> [EXERCISE MATERIALS]

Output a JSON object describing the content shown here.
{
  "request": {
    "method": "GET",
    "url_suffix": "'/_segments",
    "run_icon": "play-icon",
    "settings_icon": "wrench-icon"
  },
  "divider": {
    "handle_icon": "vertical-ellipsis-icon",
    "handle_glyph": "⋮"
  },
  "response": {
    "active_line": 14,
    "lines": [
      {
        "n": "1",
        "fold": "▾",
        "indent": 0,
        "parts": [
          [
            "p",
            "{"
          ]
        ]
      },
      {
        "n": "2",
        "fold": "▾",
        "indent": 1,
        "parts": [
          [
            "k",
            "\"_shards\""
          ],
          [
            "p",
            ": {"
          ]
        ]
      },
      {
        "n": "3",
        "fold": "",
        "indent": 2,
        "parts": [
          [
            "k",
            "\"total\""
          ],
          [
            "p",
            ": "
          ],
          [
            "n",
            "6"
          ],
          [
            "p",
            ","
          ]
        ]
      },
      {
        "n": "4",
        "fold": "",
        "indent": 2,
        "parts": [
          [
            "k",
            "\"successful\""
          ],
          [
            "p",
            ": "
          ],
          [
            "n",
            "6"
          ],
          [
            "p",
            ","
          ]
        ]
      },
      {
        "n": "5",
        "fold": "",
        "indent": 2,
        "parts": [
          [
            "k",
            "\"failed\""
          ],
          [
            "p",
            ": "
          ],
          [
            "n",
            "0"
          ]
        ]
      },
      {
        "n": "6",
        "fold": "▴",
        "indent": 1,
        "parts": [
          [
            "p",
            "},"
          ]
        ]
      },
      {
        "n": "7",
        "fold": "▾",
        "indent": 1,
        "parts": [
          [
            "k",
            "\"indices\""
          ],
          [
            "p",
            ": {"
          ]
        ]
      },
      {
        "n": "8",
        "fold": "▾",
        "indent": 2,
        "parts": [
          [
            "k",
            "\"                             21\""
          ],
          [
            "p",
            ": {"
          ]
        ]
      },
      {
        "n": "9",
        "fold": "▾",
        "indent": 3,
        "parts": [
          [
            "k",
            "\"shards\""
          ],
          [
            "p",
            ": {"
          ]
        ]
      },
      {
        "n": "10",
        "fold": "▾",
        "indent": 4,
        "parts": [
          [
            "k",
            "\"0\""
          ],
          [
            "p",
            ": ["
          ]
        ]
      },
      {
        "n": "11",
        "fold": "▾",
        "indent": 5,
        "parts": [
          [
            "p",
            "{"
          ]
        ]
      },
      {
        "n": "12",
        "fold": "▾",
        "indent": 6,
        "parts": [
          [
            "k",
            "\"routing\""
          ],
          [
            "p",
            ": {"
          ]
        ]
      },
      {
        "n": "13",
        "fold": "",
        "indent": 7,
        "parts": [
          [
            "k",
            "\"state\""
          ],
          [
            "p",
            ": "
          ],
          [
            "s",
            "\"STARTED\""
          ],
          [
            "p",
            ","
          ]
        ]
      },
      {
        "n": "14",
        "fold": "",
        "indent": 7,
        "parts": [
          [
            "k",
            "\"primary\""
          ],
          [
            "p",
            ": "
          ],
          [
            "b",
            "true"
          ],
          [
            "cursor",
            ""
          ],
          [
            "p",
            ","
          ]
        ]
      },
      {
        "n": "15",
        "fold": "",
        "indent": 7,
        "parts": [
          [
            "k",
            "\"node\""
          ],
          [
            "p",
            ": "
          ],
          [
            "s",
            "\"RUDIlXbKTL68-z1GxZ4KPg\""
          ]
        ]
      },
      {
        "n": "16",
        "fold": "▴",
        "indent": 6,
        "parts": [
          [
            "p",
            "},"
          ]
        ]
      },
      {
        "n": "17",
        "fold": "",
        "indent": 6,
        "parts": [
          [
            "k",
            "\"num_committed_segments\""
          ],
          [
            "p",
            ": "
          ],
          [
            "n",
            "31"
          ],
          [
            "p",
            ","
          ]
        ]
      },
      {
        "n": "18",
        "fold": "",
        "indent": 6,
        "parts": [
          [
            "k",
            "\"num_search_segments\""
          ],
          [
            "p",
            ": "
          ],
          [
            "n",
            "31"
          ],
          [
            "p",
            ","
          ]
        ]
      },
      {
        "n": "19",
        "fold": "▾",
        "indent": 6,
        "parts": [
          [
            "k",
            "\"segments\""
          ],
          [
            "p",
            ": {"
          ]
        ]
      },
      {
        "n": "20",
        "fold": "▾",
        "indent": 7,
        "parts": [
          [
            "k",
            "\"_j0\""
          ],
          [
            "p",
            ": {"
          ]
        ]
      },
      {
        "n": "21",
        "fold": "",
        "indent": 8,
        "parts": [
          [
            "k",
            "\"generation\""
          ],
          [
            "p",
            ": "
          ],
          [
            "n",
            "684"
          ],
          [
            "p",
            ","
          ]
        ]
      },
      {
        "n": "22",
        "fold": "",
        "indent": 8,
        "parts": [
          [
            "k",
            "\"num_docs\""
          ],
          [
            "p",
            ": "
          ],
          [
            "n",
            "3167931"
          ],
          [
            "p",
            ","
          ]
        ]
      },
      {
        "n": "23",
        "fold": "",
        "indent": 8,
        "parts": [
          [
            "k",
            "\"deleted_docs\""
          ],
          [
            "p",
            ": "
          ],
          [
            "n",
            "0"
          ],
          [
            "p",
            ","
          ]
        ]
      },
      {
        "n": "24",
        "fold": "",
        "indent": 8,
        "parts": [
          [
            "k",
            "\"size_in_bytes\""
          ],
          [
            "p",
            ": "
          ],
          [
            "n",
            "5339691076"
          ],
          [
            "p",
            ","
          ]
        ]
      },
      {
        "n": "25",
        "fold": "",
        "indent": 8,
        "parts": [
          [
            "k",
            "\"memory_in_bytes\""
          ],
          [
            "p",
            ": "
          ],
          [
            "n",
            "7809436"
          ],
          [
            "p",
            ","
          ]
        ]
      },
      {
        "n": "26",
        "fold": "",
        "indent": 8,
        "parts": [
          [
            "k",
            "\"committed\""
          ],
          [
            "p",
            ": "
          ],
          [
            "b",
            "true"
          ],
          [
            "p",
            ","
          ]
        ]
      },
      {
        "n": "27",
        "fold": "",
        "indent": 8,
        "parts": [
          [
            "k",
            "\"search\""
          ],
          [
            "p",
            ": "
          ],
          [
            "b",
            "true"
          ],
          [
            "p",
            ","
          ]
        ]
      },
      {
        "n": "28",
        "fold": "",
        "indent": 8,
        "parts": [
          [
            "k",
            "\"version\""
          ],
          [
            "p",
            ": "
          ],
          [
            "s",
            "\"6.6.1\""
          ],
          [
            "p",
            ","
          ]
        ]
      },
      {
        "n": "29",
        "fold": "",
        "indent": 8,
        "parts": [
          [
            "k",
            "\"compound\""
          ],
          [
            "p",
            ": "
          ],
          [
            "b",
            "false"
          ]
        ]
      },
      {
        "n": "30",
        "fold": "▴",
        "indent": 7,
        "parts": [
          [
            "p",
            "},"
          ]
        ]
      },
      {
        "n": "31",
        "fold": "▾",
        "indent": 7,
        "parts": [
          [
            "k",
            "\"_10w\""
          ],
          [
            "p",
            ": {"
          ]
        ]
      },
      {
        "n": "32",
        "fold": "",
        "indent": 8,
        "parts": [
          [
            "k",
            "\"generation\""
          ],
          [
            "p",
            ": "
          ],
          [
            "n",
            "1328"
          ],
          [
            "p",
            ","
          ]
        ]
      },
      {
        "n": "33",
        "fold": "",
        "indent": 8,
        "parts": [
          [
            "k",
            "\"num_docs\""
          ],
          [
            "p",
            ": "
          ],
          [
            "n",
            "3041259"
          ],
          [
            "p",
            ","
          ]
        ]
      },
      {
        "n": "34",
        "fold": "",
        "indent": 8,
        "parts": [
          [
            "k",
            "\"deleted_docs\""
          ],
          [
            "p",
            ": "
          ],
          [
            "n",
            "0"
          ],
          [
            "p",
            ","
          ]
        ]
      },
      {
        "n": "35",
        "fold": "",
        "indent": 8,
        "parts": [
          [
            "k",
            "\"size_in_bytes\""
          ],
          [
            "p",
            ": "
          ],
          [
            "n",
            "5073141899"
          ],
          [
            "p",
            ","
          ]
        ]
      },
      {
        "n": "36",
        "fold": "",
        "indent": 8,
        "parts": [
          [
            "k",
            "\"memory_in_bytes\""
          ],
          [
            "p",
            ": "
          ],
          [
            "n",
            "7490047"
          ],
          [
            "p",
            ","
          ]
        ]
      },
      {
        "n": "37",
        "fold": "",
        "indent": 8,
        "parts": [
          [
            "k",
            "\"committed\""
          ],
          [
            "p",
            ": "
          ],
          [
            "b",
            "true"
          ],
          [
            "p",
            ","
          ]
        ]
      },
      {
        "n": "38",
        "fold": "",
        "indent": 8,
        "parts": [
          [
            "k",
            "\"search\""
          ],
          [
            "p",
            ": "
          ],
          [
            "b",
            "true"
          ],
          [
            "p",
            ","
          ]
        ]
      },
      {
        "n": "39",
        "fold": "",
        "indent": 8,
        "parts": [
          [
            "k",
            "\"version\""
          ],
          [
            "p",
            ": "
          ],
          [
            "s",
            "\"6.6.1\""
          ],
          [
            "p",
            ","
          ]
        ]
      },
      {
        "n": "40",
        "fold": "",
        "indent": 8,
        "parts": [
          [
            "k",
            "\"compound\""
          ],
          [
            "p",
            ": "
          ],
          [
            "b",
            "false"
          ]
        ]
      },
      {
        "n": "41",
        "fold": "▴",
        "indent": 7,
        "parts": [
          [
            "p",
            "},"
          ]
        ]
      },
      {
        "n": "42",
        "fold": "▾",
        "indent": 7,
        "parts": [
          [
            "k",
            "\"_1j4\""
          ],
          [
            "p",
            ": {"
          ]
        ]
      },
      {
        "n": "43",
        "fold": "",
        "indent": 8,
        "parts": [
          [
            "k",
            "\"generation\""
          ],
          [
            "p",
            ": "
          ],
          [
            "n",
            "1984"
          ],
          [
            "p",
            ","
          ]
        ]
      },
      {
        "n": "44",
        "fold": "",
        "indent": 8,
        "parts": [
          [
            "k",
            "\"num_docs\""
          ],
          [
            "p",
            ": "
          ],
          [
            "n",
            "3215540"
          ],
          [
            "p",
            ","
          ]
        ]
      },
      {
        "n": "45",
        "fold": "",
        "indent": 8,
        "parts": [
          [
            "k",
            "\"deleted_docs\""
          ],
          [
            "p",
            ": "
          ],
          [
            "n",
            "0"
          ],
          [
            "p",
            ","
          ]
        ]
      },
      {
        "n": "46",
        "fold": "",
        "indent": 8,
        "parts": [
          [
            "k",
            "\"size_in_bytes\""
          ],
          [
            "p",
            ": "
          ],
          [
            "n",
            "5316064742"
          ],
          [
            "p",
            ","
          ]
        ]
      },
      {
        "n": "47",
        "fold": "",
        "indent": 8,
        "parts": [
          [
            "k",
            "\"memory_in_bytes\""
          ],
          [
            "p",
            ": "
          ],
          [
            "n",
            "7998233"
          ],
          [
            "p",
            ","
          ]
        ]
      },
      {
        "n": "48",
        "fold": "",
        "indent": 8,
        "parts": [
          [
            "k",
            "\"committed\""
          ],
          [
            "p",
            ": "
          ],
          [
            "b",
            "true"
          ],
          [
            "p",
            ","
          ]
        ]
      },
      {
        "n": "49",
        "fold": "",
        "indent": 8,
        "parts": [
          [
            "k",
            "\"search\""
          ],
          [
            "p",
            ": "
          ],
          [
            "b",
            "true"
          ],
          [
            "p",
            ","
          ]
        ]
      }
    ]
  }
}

> [WHAT YOU WILL DO]
From the records, copy every line that has the string "icon" in it.

> [ANSWER BELOW]
    "run_icon": "play-icon",
    "settings_icon": "wrench-icon"
    "handle_icon": "vertical-ellipsis-icon",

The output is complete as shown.